- **TEXT EXCERPT**
Commissar (, translit. Komissar) is a 1967 Soviet film directed by Aleksandr Askoldov based on one of Vasily Grossman's first short stories, "In the Town of Berdychev" (В городе Бердичеве). Berdychev is centrally located in the north of Ukraine. The action takes place during the Russian Civil War (1918–22), when the Red Army, White Army, Polish and Austrian contingents were battling for territory. Of equal importance is the fact that in Berdychev, at that time, the Yiddish language was officially instated and, from 1924, it had a Ukrainian court of law conducting its affairs in Yiddish. The plot is based upon an intimate intersection of revolutionary and Jewish cultural manners and ideals. The main characters were played by two People's Artists of the USSR, Rolan Bykov and Nonna Mordyukova. It was made at Gorky Film Studio.

Maxim Gorky considered this brief story one of the best about the Russian Civil War and encouraged the young writer to dedicate himself to literature. It also drew favourable attention from Mikhail Bulgakov, Boris Pilnyak, and Isaac Babel.

History of the film
The film was shot in the political climate of the Khrushchev Thaw, following the death of Stalin. The period is characterized by a loosening of political oppression and artistic censorship. From the outset of the production, Goskino censors forced the film director Aleksandr Askoldov to make major changes; 1967 was the 50th anniversary of the October Revolution and the events were to be presented in the Communist Party-mandated style of heroic realism.

After making the film, Askoldov lost his job, was expelled from the Communist Party, charged with social parasitism, exiled from Moscow, and banned from working on feature films for life. He was told that the single copy of the film had been destroyed. Mordyukova and Bykov, major Soviet movie stars, had to plead with the authorities to spare him of even bigger charges. The film was shelved by the KGB for twenty years.

In 1986, due to glasnost policies, the Conflict Commission of the Soviet Film-makers Union recommended the re-release of the movie, but Goskino refused to act. After a plea from Askoldov at the Moscow Film Festival, the film was reconstructed and finally released in 1988. The film is set in Ukraine, and those who know the language will spot the Ukrainisms in Bykov's lines.

The film won the Silver Bear - Special Jury Prize at the 38th Berlin International Film Festival in 1988, four professional Nika Awards (1989), including one to composer Alfred Schnittke, and other awards. The film was selected as the Soviet entry for the Best Foreign Language Film at the 61st Academy Awards, but was not accepted as a nominee.

- **STORED RECORDS**
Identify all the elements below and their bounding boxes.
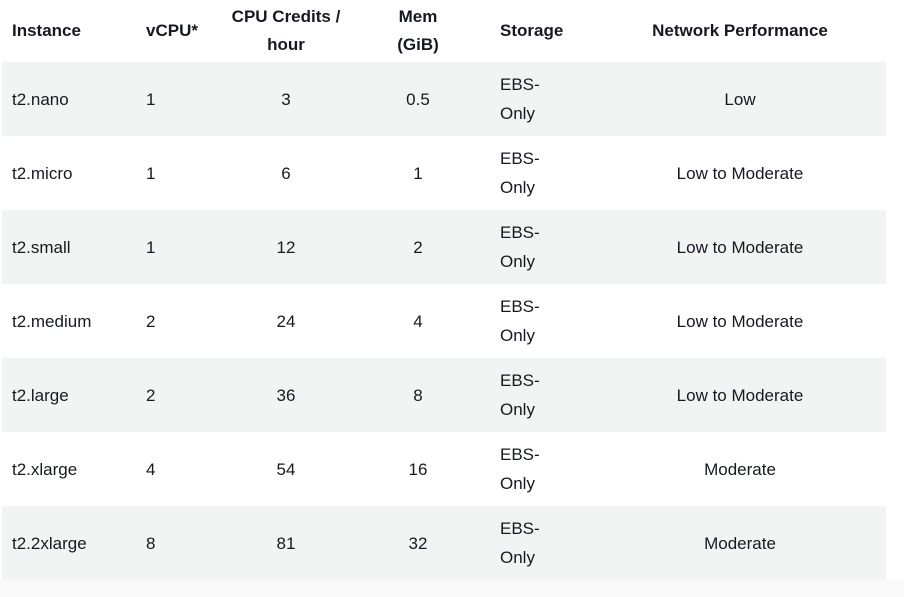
cell-storage-line1: EBS- [500, 519, 540, 538]
cell-cpu-credits: 12 [276, 237, 296, 257]
table-row: t2.xlarge 4 54 16 EBS- Only Moderate [2, 432, 886, 506]
cell-instance: t2.xlarge [12, 459, 78, 479]
header-network-performance: Network Performance [652, 21, 828, 40]
cell-storage-line2: Only [500, 400, 535, 419]
cell-network-performance: Low [724, 89, 756, 109]
cell-instance: t2.nano [12, 89, 69, 109]
table-row: t2.nano 1 3 0.5 EBS- Only Low [2, 62, 886, 136]
header-row: Instance vCPU* CPU Credits / hour Mem (GiB… [2, 0, 886, 62]
table-row: t2.medium 2 24 4 EBS- Only Low to Moderate [2, 284, 886, 358]
cell-storage-line2: Only [500, 474, 535, 493]
table-header: Instance vCPU* CPU Credits / hour Mem (GiB… [2, 0, 886, 62]
cell-mem: 32 [408, 533, 428, 553]
cell-network-performance: Low to Moderate [676, 311, 804, 331]
header-mem-line2: (GiB) [397, 35, 439, 54]
cell-network-performance: Low to Moderate [676, 237, 804, 257]
cell-storage-line2: Only [500, 548, 535, 567]
cell-vcpu: 2 [146, 385, 156, 405]
instance-types-table-container: Instance vCPU* CPU Credits / hour Mem (GiB… [2, 0, 886, 581]
cell-storage-line1: EBS- [500, 75, 540, 94]
cell-instance: t2.medium [12, 311, 92, 331]
header-mem: Mem (GiB) [352, 0, 484, 62]
header-mem-line1: Mem [398, 7, 438, 26]
table-row: t2.micro 1 6 1 EBS- Only Low to Moderate [2, 136, 886, 210]
cell-storage-line2: Only [500, 326, 535, 345]
cell-vcpu: 1 [146, 89, 156, 109]
cell-storage-line1: EBS- [500, 297, 540, 316]
cell-storage-line2: Only [500, 104, 535, 123]
cell-storage-line1: EBS- [500, 223, 540, 242]
table-row: t2.small 1 12 2 EBS- Only Low to Moderate [2, 210, 886, 284]
cell-cpu-credits: 36 [276, 385, 296, 405]
cell-instance: t2.2xlarge [12, 533, 87, 553]
header-cpu-credits-line2: hour [267, 35, 305, 54]
cell-storage: EBS- Only [484, 358, 594, 432]
cell-network-performance: Low to Moderate [676, 163, 804, 183]
page-footer-strip [0, 580, 904, 597]
cell-vcpu: 8 [146, 533, 156, 553]
cell-vcpu: 1 [146, 163, 156, 183]
cell-vcpu: 2 [146, 311, 156, 331]
header-storage: Storage [500, 21, 564, 40]
cell-cpu-credits: 6 [281, 163, 291, 183]
cell-storage-line1: EBS- [500, 371, 540, 390]
instance-types-table: Instance vCPU* CPU Credits / hour Mem (GiB… [2, 0, 886, 581]
cell-storage: EBS- Only [484, 136, 594, 210]
cell-cpu-credits: 54 [276, 459, 296, 479]
cell-storage-line2: Only [500, 252, 535, 271]
cell-instance: t2.large [12, 385, 69, 405]
cell-storage-line1: EBS- [500, 149, 540, 168]
table-row: t2.large 2 36 8 EBS- Only Low to Moderate [2, 358, 886, 432]
cell-storage-line2: Only [500, 178, 535, 197]
cell-storage: EBS- Only [484, 284, 594, 358]
cell-vcpu: 4 [146, 459, 156, 479]
header-instance: Instance [12, 21, 81, 40]
cell-vcpu: 1 [146, 237, 156, 257]
header-cpu-credits: CPU Credits / hour [220, 0, 352, 62]
cell-mem: 16 [408, 459, 428, 479]
cell-mem: 4 [413, 311, 423, 331]
table-row: t2.2xlarge 8 81 32 EBS- Only Moderate [2, 506, 886, 581]
header-cpu-credits-line1: CPU Credits / [231, 7, 341, 26]
cell-storage: EBS- Only [484, 506, 594, 581]
cell-network-performance: Low to Moderate [676, 385, 804, 405]
cell-mem: 1 [413, 163, 423, 183]
cell-instance: t2.micro [12, 163, 73, 183]
cell-mem: 0.5 [406, 89, 430, 109]
cell-cpu-credits: 81 [276, 533, 296, 553]
cell-cpu-credits: 3 [281, 89, 291, 109]
cell-instance: t2.small [12, 237, 71, 257]
cell-network-performance: Moderate [704, 459, 776, 479]
table-body: t2.nano 1 3 0.5 EBS- Only Low t2.micro 1 6 1 EBS- On… [2, 62, 886, 581]
cell-storage: EBS- Only [484, 62, 594, 136]
cell-mem: 8 [413, 385, 423, 405]
cell-mem: 2 [413, 237, 423, 257]
cell-storage: EBS- Only [484, 210, 594, 284]
header-vcpu: vCPU* [146, 21, 198, 40]
cell-storage: EBS- Only [484, 432, 594, 506]
cell-storage-line1: EBS- [500, 445, 540, 464]
cell-network-performance: Moderate [704, 533, 776, 553]
cell-cpu-credits: 24 [276, 311, 296, 331]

- **WHAT YOU WILL DO**
**A)** Put this sentence from the text on Commissar into Spanish: "The film was shelved by the KGB for twenty years."
**B)** Rewrite the text on Commissar from "Commissar (, translit. Komissar)" to "Gorky Film Studio.", changing "short stories" to "novellas".
The rows have nothing to do with what you're asked here.

- **ANSWERS TO THE PROBLEMS**
**A)** La película fue archivada por el KGB durante veinte años.

**B)**
Commissar (, translit. Komissar) is a 1967 Soviet film directed by Aleksandr Askoldov based on one of Vasily Grossman's first novellas, "In the Town of Berdychev" (В городе Бердичеве). Berdychev is centrally located in the north of Ukraine. The action takes place during the Russian Civil War (1918–22), when the Red Army, White Army, Polish and Austrian contingents were battling for territory. Of equal importance is the fact that in Berdychev, at that time, the Yiddish language was officially instated and, from 1924, it had a Ukrainian court of law conducting its affairs in Yiddish. The plot is based upon an intimate intersection of revolutionary and Jewish cultural manners and ideals. The main characters were played by two People's Artists of the USSR, Rolan Bykov and Nonna Mordyukova. It was made at Gorky Film Studio.